**Work required:**
Extract all lines that hold "subtitle" from the records below.

[Records about charts and figures]
********************
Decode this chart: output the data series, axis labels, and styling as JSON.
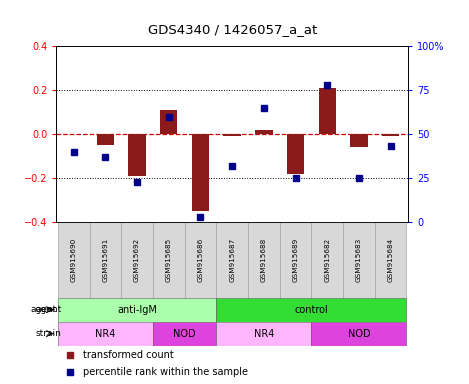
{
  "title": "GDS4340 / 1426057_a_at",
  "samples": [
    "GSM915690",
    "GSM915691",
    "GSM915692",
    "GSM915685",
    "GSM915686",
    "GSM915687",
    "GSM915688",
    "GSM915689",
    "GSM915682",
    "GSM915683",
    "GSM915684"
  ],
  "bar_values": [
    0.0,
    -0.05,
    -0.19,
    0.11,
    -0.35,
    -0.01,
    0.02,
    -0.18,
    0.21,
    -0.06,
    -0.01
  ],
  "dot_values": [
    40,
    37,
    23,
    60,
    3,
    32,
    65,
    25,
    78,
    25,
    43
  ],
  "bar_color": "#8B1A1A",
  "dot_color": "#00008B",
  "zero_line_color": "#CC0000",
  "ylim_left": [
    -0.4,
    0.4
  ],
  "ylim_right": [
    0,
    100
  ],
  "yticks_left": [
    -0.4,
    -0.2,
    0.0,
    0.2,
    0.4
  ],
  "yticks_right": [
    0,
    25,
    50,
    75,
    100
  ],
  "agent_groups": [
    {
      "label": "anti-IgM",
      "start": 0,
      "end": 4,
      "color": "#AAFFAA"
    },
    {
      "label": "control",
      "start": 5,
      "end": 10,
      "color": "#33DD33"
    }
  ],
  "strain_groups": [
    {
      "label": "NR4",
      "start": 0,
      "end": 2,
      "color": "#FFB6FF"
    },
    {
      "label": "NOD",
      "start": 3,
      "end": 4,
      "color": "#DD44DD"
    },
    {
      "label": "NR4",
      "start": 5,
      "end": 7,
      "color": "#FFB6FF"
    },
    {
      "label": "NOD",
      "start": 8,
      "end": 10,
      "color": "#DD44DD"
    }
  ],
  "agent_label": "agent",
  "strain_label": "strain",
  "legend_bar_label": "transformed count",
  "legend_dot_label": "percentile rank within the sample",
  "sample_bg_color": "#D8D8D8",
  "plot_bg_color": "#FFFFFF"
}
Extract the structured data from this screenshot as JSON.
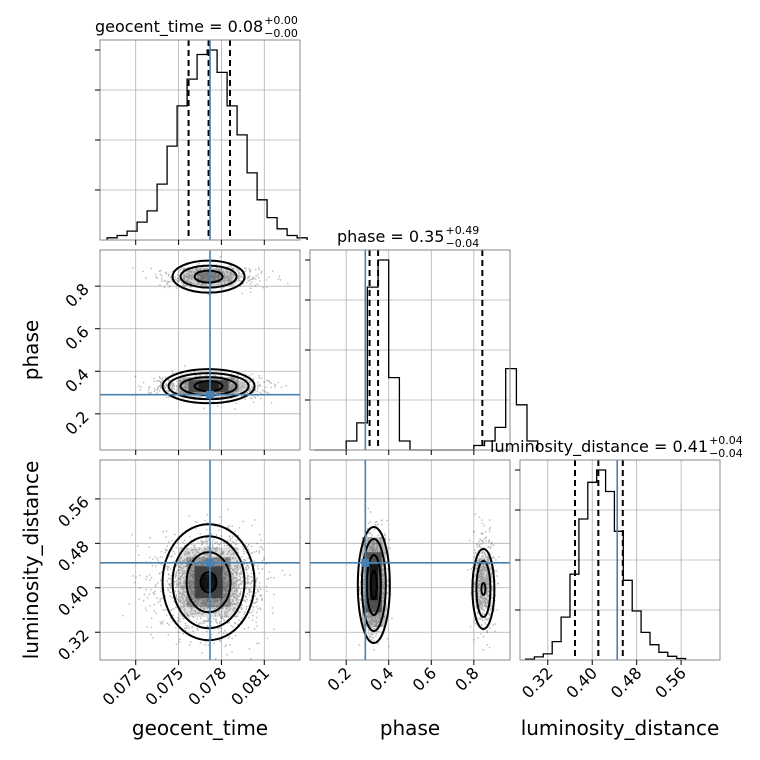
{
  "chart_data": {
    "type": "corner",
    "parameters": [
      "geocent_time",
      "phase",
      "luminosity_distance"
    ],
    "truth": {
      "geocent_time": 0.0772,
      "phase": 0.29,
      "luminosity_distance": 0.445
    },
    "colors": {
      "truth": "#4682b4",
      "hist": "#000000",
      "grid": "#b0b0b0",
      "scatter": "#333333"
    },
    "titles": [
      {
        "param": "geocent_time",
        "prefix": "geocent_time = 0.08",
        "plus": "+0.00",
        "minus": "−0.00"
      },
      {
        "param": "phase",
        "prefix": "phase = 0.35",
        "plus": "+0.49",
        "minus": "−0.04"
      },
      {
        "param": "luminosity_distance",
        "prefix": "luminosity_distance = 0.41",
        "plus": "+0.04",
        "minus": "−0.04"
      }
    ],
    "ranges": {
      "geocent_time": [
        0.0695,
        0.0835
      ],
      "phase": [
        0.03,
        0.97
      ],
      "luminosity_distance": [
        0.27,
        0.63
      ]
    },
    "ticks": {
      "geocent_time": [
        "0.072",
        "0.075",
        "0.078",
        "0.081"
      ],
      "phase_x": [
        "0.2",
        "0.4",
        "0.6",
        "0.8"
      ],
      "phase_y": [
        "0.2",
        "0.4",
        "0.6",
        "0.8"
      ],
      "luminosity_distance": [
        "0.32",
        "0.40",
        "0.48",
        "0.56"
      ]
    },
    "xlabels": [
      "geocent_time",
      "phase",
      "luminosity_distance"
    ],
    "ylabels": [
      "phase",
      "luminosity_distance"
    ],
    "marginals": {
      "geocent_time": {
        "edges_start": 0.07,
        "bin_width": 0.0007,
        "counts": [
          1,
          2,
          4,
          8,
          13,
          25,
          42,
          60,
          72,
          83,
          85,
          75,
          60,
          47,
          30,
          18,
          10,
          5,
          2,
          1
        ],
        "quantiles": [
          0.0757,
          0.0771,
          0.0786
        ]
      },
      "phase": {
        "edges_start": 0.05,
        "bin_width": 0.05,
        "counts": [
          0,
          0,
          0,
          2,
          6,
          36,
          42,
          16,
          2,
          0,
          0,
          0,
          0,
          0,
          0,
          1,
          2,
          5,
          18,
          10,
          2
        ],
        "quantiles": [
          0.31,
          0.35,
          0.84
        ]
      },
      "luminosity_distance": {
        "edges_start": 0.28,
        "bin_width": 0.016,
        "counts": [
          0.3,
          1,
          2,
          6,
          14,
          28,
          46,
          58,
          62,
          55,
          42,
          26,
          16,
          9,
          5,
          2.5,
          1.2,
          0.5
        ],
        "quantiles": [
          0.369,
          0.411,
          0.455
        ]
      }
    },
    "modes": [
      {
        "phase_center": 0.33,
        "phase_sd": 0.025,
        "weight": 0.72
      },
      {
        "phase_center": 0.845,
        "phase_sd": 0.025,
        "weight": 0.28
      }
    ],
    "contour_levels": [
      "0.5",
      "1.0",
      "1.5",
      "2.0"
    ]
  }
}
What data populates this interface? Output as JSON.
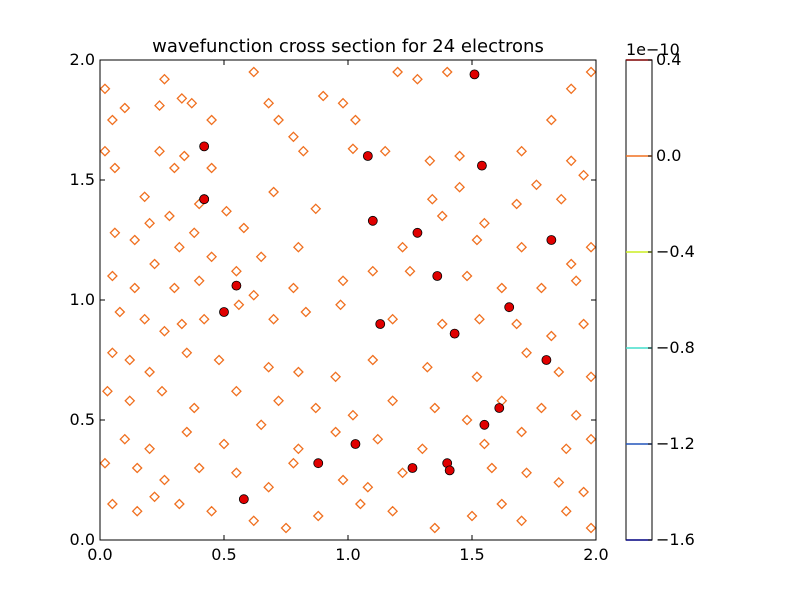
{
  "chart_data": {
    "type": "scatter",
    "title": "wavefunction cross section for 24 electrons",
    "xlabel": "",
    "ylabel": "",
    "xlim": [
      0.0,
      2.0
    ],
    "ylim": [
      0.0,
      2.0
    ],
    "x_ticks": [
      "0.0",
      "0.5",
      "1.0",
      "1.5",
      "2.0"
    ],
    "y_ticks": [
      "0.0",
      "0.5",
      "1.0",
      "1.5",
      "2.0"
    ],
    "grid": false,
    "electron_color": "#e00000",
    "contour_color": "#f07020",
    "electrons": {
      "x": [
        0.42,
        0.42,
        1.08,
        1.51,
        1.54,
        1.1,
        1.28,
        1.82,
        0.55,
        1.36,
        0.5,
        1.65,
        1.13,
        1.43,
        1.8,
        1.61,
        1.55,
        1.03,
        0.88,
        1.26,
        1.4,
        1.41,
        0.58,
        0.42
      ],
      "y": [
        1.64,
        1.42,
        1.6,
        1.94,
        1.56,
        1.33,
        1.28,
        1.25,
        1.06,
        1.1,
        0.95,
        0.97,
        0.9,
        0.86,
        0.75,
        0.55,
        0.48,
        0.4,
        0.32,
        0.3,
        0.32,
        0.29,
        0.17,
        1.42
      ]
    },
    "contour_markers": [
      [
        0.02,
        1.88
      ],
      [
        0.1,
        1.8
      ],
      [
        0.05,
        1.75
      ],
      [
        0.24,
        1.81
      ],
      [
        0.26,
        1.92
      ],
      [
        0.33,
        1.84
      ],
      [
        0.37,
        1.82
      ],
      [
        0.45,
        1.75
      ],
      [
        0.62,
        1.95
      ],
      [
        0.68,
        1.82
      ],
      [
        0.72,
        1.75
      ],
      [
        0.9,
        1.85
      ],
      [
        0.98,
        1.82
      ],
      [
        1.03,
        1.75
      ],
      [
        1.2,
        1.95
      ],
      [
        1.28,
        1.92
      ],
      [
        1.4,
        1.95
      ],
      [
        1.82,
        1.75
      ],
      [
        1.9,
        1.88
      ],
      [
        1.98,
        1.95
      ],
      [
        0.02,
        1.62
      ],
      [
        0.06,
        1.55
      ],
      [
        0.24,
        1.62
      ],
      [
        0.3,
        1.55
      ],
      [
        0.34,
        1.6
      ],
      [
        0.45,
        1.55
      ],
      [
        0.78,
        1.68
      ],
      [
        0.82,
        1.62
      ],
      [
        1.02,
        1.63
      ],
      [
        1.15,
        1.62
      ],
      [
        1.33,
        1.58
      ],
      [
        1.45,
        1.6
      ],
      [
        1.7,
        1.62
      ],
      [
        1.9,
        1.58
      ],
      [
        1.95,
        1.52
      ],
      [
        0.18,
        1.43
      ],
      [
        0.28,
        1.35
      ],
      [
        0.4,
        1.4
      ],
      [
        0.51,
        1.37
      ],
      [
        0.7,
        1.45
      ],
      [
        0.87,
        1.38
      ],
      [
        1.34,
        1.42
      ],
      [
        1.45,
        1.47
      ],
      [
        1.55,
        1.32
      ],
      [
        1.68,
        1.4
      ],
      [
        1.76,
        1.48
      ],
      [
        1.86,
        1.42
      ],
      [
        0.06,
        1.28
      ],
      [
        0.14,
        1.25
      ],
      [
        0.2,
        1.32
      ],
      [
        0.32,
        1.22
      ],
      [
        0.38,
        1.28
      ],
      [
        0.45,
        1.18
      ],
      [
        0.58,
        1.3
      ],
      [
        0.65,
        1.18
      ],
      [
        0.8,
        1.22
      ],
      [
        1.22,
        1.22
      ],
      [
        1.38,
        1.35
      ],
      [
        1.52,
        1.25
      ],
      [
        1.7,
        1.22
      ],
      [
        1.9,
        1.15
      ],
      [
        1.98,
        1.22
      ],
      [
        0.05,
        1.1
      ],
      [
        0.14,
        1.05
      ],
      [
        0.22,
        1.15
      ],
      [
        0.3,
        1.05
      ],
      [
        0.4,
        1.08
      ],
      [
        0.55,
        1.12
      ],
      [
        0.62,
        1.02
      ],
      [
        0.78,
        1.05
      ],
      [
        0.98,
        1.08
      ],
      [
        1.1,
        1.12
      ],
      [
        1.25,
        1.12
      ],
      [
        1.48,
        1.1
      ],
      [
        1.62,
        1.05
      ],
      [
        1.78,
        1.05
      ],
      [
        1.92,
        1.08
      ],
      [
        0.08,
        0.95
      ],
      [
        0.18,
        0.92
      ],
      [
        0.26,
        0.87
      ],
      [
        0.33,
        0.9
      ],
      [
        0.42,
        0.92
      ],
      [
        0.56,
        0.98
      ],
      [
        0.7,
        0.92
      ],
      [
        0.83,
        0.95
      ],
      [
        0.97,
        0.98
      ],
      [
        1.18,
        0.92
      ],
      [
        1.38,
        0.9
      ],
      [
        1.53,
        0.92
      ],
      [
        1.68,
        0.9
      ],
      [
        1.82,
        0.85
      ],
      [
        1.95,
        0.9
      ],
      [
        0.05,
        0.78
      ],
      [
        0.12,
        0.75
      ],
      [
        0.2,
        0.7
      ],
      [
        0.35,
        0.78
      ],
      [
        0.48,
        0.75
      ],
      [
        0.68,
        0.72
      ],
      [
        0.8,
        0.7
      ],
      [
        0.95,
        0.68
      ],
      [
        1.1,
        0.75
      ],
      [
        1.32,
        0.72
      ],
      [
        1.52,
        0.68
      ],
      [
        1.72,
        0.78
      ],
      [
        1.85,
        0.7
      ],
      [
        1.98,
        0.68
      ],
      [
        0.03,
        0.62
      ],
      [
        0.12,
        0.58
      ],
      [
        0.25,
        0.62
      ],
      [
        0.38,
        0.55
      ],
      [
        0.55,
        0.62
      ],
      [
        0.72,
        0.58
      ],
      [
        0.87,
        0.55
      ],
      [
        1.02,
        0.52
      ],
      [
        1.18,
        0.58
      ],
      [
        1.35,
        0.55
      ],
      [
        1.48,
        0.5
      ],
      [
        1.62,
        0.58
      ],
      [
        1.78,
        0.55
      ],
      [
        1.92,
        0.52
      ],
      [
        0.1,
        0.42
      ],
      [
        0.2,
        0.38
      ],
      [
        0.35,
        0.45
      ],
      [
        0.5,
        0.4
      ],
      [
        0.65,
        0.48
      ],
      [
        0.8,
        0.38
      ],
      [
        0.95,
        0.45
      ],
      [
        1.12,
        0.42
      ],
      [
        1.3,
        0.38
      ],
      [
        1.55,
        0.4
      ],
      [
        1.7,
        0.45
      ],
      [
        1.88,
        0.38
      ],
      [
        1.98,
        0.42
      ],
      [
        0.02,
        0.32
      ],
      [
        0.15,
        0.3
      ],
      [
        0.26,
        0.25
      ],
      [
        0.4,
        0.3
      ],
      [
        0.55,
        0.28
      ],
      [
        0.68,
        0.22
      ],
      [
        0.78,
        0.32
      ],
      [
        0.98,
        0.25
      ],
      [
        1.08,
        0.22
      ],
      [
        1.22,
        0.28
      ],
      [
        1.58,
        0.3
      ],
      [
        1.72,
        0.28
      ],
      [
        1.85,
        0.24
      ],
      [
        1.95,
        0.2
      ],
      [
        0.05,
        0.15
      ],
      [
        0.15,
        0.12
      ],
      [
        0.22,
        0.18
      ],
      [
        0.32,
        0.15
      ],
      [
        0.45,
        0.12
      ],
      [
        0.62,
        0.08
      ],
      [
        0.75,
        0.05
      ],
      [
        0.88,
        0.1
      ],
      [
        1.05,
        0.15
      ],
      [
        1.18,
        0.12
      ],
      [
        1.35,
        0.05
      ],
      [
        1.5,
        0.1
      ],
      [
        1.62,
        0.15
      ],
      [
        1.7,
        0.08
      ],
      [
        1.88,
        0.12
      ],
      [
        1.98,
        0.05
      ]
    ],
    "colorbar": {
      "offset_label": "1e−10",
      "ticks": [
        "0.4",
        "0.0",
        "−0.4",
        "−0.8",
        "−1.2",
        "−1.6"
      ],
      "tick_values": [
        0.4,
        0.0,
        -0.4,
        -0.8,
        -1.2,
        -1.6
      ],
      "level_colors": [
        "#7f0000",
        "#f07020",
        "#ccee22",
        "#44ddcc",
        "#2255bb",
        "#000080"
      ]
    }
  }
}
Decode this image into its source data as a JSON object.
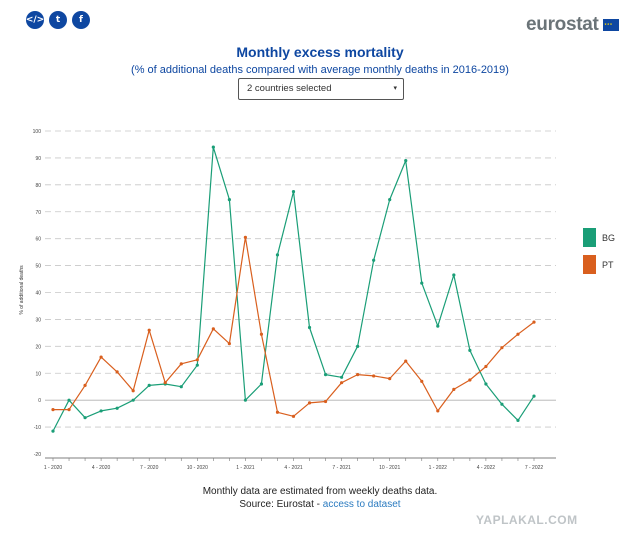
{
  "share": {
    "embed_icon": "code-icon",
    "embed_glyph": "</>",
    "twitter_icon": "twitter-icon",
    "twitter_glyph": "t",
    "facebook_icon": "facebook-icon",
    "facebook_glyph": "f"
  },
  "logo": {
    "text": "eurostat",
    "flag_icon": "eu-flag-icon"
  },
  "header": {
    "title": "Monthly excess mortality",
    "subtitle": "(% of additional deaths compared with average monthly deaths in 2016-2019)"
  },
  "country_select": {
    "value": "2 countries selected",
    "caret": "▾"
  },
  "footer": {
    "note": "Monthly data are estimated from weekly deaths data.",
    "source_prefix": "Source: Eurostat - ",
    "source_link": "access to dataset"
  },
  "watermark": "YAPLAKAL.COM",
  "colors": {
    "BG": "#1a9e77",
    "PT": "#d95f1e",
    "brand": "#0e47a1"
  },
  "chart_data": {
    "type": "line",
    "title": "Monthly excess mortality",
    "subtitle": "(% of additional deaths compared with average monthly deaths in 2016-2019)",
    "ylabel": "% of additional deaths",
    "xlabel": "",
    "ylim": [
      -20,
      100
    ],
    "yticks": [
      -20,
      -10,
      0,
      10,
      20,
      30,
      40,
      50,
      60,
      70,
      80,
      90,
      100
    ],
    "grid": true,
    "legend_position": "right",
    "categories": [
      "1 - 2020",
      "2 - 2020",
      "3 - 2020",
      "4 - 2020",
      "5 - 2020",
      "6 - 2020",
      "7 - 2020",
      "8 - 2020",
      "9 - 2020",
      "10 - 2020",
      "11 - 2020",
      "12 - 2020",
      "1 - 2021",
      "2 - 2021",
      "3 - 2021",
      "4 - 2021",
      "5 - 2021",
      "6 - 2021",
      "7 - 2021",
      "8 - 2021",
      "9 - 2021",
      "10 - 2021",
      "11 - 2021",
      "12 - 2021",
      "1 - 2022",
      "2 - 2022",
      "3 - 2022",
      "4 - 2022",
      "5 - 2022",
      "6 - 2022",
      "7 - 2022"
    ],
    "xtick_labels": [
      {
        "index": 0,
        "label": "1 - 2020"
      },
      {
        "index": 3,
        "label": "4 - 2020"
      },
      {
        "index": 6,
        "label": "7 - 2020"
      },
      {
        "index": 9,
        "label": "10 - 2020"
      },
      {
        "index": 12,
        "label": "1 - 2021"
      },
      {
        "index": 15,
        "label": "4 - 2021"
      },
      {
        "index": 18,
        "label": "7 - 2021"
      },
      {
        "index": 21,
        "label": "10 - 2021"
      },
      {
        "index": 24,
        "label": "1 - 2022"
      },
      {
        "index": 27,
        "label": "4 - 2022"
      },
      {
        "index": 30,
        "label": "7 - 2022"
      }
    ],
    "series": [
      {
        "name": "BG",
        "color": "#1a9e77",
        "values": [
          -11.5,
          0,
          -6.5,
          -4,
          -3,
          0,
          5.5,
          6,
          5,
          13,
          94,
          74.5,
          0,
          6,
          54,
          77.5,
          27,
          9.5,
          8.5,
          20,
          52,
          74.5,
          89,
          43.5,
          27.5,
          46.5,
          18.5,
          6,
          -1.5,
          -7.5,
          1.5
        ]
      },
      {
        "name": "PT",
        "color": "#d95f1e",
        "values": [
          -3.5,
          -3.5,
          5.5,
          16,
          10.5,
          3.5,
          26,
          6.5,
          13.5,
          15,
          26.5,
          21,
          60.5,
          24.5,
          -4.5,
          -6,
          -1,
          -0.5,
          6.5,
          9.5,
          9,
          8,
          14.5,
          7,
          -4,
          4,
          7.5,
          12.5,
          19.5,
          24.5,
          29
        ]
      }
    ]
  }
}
********************
**Task solution:**
    "subtitle": "(% of additional deaths compared with average monthly deaths in 2016-2019)"
    "subtitle": "(% of additional deaths compared with average monthly deaths in 2016-2019)",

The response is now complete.